The Music Shop: Rachel Joyce’s Story of Harmonies and Second Chances

Rachel Joyce, the bestselling author of The Unlikely Pilgrimage of Harold Fry and The Love Song of Miss Queenie Hennessy, spins a new story of community, tenderness, and spirit in her fourth novel; The Music Shop.

With a cast of characters as recognisable as they are truthfully complicated, The Music Shop plays a tune of hope in the face of change, and of companionship in the face of isolation. Frank, the music shop owner, has a gift for selecting music that will soothe, encourage, comfort or cheer his clients when they need it the most; and when Ilse in her pea-green coat faints in front of his shop one day, their lives are drawn together.

As the idiosyncratic members of the community band together to protect their haven from encroaching property developers, Frank and Ilse find that they need to save themselves too, and face change and transformation on their own terms. Warmed with musical wisdom, and made brilliant by intricate human connection, The Music Shop is a tangible experience; making the everyday extraordinary. Or… simply demonstrating that it already is.

Rachel Joyce will be discussing her sparkling novel at this year’s festival. Treat yourself to something truly special that has the whole country singing along, while tickets are still available.

 

Thursday 9th November / Event 23
4.30 PM
£10
The Bull Hotel – Ballroom

Facebook Event Page and Online Ticket Portal

To book tickets, contact the Box Office over the phone or in person.

What to do | Repeat, word for word, the passage of the piece on The Music Shop that opens with the words containing "As the idiosyncratic" and closes with "are still available.".

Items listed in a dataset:
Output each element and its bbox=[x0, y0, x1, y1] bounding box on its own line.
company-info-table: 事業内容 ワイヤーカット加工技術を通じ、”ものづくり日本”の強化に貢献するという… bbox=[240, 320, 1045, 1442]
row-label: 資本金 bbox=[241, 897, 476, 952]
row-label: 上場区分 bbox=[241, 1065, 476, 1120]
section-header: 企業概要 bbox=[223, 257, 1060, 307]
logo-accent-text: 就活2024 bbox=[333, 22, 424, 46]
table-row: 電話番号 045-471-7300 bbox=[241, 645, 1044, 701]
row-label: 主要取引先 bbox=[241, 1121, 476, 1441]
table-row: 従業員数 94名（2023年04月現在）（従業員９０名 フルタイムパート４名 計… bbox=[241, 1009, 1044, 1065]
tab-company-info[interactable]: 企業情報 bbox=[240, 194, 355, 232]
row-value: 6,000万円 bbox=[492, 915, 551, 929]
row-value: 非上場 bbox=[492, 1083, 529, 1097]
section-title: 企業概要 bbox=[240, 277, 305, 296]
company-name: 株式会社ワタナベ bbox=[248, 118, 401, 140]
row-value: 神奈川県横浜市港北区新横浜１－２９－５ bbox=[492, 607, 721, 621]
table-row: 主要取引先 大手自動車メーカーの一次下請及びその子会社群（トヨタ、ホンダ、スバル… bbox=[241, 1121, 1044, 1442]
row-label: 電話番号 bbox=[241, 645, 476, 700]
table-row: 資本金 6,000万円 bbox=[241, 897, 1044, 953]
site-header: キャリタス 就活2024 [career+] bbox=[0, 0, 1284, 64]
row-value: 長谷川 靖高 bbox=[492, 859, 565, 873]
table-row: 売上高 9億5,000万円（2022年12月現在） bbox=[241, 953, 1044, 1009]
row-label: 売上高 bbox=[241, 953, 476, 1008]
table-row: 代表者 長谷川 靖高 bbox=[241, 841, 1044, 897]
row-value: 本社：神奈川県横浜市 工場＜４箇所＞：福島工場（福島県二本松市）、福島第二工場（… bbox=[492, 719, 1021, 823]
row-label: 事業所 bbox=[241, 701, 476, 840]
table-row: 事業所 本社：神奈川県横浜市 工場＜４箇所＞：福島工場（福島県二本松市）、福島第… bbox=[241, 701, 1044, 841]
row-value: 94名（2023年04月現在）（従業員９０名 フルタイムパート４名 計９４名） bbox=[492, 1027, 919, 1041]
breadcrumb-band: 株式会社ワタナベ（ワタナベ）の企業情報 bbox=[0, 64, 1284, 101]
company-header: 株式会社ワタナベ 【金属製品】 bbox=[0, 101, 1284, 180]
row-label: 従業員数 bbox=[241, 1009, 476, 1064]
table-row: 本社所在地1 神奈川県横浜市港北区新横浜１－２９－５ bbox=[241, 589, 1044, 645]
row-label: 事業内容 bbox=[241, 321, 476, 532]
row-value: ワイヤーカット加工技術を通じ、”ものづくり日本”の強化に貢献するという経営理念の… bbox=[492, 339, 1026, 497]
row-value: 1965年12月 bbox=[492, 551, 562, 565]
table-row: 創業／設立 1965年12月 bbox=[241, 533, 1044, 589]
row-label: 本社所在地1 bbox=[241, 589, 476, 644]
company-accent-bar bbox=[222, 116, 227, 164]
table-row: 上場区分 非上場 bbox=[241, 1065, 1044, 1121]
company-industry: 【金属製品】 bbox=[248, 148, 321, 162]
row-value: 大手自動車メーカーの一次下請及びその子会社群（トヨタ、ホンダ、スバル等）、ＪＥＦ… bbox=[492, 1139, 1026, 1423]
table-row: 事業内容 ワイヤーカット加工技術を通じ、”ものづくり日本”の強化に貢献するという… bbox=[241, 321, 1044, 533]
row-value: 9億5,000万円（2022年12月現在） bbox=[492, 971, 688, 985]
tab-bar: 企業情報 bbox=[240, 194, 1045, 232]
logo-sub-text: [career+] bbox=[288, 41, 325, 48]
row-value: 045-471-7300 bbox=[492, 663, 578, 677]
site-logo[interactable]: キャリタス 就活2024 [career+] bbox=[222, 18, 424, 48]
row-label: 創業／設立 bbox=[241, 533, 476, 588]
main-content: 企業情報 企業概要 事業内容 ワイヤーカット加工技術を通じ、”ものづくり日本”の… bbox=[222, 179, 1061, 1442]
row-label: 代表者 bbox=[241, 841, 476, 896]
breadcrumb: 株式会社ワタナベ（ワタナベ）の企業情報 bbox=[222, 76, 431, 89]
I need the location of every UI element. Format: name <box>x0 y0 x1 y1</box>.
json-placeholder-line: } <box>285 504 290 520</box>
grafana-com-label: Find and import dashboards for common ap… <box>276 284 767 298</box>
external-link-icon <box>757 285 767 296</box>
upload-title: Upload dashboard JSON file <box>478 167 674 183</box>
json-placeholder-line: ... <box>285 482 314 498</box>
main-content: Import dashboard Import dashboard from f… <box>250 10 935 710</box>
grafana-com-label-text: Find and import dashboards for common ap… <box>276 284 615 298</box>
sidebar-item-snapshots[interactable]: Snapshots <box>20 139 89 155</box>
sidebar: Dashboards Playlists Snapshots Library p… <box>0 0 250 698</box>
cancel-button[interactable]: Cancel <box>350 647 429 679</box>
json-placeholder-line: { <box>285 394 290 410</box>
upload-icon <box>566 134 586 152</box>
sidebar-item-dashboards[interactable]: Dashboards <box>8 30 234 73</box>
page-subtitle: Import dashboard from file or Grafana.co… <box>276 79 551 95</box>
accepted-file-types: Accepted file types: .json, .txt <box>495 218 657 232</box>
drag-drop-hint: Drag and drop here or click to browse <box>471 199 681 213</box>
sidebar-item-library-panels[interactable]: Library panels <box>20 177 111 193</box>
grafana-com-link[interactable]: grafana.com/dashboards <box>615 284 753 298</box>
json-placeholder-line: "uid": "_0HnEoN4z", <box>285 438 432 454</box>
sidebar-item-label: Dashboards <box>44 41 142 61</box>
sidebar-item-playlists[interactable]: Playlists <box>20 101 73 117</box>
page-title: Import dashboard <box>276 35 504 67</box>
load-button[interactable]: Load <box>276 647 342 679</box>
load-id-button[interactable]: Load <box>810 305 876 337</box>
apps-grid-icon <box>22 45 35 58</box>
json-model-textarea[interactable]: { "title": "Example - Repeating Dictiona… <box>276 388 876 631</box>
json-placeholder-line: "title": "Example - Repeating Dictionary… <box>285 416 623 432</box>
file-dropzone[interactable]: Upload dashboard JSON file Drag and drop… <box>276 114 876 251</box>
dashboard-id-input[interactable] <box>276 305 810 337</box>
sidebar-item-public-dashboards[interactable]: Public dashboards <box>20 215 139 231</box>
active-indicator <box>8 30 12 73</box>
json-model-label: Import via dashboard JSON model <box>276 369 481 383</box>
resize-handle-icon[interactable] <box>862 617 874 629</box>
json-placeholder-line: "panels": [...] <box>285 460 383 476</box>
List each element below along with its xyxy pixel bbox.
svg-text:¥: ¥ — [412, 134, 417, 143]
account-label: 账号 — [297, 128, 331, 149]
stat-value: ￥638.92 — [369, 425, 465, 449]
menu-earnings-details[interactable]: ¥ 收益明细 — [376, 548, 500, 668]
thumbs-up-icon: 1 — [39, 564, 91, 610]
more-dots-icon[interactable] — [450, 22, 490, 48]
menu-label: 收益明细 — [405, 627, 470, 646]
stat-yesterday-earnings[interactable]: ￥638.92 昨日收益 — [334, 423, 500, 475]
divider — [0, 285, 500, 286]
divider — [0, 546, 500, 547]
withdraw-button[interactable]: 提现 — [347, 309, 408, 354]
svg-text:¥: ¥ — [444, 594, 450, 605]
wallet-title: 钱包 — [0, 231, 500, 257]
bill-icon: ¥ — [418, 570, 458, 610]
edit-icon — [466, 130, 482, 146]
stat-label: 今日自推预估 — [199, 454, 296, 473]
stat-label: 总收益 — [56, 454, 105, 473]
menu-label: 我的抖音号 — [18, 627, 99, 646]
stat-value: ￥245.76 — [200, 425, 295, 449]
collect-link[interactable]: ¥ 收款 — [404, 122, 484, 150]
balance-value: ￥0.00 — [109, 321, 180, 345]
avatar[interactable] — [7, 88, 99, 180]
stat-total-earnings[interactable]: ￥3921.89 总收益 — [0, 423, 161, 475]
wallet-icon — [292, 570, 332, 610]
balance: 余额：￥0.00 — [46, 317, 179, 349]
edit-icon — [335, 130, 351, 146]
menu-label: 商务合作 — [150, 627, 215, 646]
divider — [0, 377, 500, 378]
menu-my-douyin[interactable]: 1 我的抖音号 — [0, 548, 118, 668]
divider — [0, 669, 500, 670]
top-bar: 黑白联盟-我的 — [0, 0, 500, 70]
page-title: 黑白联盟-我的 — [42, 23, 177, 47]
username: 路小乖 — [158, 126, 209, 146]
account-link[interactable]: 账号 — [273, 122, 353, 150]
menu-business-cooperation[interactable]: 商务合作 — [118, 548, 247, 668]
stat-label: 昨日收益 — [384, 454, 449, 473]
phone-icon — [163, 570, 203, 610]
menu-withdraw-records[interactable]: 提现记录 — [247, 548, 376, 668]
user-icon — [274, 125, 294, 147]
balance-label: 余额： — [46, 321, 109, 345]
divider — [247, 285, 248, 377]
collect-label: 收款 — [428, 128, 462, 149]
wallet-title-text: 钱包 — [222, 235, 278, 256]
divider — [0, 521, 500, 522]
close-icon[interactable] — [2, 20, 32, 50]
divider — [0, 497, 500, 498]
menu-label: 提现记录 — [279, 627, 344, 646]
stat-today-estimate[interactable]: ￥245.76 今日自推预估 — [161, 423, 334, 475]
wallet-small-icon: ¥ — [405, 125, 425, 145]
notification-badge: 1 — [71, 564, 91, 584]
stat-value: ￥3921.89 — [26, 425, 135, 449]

Exercise output |
As the idiosyncratic members of the community band together to protect their haven from encroaching property developers, Frank and Ilse find that they need to save themselves too, and face change and transformation on their own terms. Warmed with musical wisdom, and made brilliant by intricate human connection, The Music Shop is a tangible experience; making the everyday extraordinary. Or… simply demonstrating that it already is.

Rachel Joyce will be discussing her sparkling novel at this year’s festival. Treat yourself to something truly special that has the whole country singing along, while tickets are still available.